Return the number of lines that contain the word "Amount", and return nothing else.

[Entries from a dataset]
______________________________

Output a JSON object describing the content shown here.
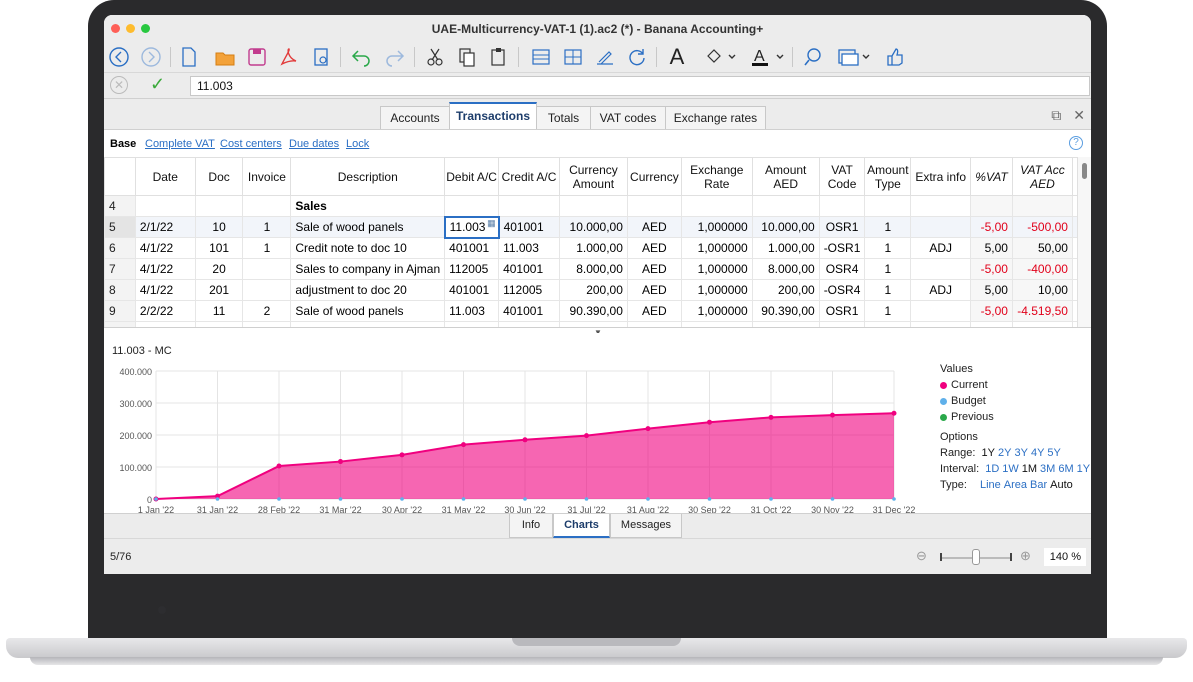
{
  "window": {
    "title": "UAE-Multicurrency-VAT-1 (1).ac2 (*) - Banana Accounting+"
  },
  "formula_bar": {
    "value": "11.003"
  },
  "tabs": [
    "Accounts",
    "Transactions",
    "Totals",
    "VAT codes",
    "Exchange rates"
  ],
  "active_tab": "Transactions",
  "views": [
    "Base",
    "Complete VAT",
    "Cost centers",
    "Due dates",
    "Lock"
  ],
  "columns": [
    "Date",
    "Doc",
    "Invoice",
    "Description",
    "Debit A/C",
    "Credit A/C",
    "Currency Amount",
    "Currency",
    "Exchange Rate",
    "Amount AED",
    "VAT Code",
    "Amount Type",
    "Extra info",
    "%VAT",
    "VAT Acc AED"
  ],
  "rows": [
    {
      "n": "4",
      "date": "",
      "doc": "",
      "inv": "",
      "desc": "Sales",
      "debit": "",
      "credit": "",
      "camt": "",
      "cur": "",
      "rate": "",
      "amt": "",
      "vat": "",
      "atype": "",
      "extra": "",
      "pvat": "",
      "vacc": ""
    },
    {
      "n": "5",
      "date": "2/1/22",
      "doc": "10",
      "inv": "1",
      "desc": "Sale of wood panels",
      "debit": "11.003",
      "credit": "401001",
      "camt": "10.000,00",
      "cur": "AED",
      "rate": "1,000000",
      "amt": "10.000,00",
      "vat": "OSR1",
      "atype": "1",
      "extra": "",
      "pvat": "-5,00",
      "vacc": "-500,00"
    },
    {
      "n": "6",
      "date": "4/1/22",
      "doc": "101",
      "inv": "1",
      "desc": "Credit note to doc 10",
      "debit": "401001",
      "credit": "11.003",
      "camt": "1.000,00",
      "cur": "AED",
      "rate": "1,000000",
      "amt": "1.000,00",
      "vat": "-OSR1",
      "atype": "1",
      "extra": "ADJ",
      "pvat": "5,00",
      "vacc": "50,00"
    },
    {
      "n": "7",
      "date": "4/1/22",
      "doc": "20",
      "inv": "",
      "desc": "Sales to company in Ajman",
      "debit": "112005",
      "credit": "401001",
      "camt": "8.000,00",
      "cur": "AED",
      "rate": "1,000000",
      "amt": "8.000,00",
      "vat": "OSR4",
      "atype": "1",
      "extra": "",
      "pvat": "-5,00",
      "vacc": "-400,00"
    },
    {
      "n": "8",
      "date": "4/1/22",
      "doc": "201",
      "inv": "",
      "desc": "adjustment to doc 20",
      "debit": "401001",
      "credit": "112005",
      "camt": "200,00",
      "cur": "AED",
      "rate": "1,000000",
      "amt": "200,00",
      "vat": "-OSR4",
      "atype": "1",
      "extra": "ADJ",
      "pvat": "5,00",
      "vacc": "10,00"
    },
    {
      "n": "9",
      "date": "2/2/22",
      "doc": "11",
      "inv": "2",
      "desc": "Sale of wood panels",
      "debit": "11.003",
      "credit": "401001",
      "camt": "90.390,00",
      "cur": "AED",
      "rate": "1,000000",
      "amt": "90.390,00",
      "vat": "OSR1",
      "atype": "1",
      "extra": "",
      "pvat": "-5,00",
      "vacc": "-4.519,50"
    }
  ],
  "chart_title": "11.003 - MC",
  "chart_data": {
    "type": "area",
    "x": [
      "1 Jan '22",
      "31 Jan '22",
      "28 Feb '22",
      "31 Mar '22",
      "30 Apr '22",
      "31 May '22",
      "30 Jun '22",
      "31 Jul '22",
      "31 Aug '22",
      "30 Sep '22",
      "31 Oct '22",
      "30 Nov '22",
      "31 Dec '22"
    ],
    "series": [
      {
        "name": "Current",
        "values": [
          0,
          9000,
          103000,
          117000,
          138000,
          170000,
          185000,
          198000,
          220000,
          240000,
          255000,
          262000,
          268000
        ]
      }
    ],
    "ylim": [
      0,
      400000
    ],
    "yticks": [
      "0",
      "100.000",
      "200.000",
      "300.000",
      "400.000"
    ],
    "grid": true,
    "color": "#f0007f"
  },
  "legend": {
    "title": "Values",
    "items": [
      {
        "label": "Current",
        "color": "#f0007f"
      },
      {
        "label": "Budget",
        "color": "#5fb0ea"
      },
      {
        "label": "Previous",
        "color": "#2aa84a"
      }
    ],
    "options_title": "Options",
    "range_label": "Range:",
    "range": [
      "1Y",
      "2Y",
      "3Y",
      "4Y",
      "5Y"
    ],
    "interval_label": "Interval:",
    "interval": [
      "1D",
      "1W",
      "1M",
      "3M",
      "6M",
      "1Y"
    ],
    "type_label": "Type:",
    "types": [
      "Line",
      "Area",
      "Bar",
      "Auto"
    ]
  },
  "bottom_tabs": [
    "Info",
    "Charts",
    "Messages"
  ],
  "status": {
    "position": "5/76",
    "zoom": "140 %"
  }
}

______________________________

→ **In response**:
3